▶ **REQUIREMENT**
Return each line holding the string "long".

▶ **GIVEN RECORDS**
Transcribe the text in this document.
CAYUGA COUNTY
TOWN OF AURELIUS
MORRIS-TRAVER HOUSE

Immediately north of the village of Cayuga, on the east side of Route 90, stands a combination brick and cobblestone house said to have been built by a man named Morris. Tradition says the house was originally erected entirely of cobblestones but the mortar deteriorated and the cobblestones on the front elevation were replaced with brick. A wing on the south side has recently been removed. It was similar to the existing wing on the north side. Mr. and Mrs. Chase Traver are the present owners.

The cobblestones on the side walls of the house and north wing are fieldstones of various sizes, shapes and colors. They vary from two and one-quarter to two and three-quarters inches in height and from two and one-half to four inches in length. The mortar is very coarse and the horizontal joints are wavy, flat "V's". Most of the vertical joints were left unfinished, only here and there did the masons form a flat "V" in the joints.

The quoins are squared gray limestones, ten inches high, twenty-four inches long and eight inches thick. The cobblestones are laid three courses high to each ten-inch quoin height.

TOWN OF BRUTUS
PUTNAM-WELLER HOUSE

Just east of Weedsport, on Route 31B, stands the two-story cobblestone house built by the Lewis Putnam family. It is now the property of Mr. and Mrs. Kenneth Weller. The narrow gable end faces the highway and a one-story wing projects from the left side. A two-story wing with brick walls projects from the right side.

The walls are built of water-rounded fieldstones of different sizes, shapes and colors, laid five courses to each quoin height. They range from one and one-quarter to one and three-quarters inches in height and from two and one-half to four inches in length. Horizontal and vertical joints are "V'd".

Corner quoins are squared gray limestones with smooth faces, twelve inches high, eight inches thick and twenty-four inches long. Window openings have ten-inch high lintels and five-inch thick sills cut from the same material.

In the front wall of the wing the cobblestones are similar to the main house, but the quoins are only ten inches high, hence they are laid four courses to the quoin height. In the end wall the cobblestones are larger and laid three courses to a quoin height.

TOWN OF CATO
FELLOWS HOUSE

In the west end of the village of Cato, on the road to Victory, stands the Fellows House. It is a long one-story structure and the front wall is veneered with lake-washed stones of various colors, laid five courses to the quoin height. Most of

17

▶ **SOLUTION**
The quoins are squared gray limestones, ten inches high, twenty-four inches long and eight inches thick. The cobblestones are laid three courses high to each ten-inch quoin height.
Corner quoins are squared gray limestones with smooth faces, twelve inches high, eight inches thick and twenty-four inches long. Window openings have ten-inch high lintels and five-inch thick sills cut from the same material.
In the west end of the village of Cato, on the road to Victory, stands the Fellows House. It is a long one-story structure and the front wall is veneered with lake-washed stones of various colors, laid five courses to the quoin height. Most of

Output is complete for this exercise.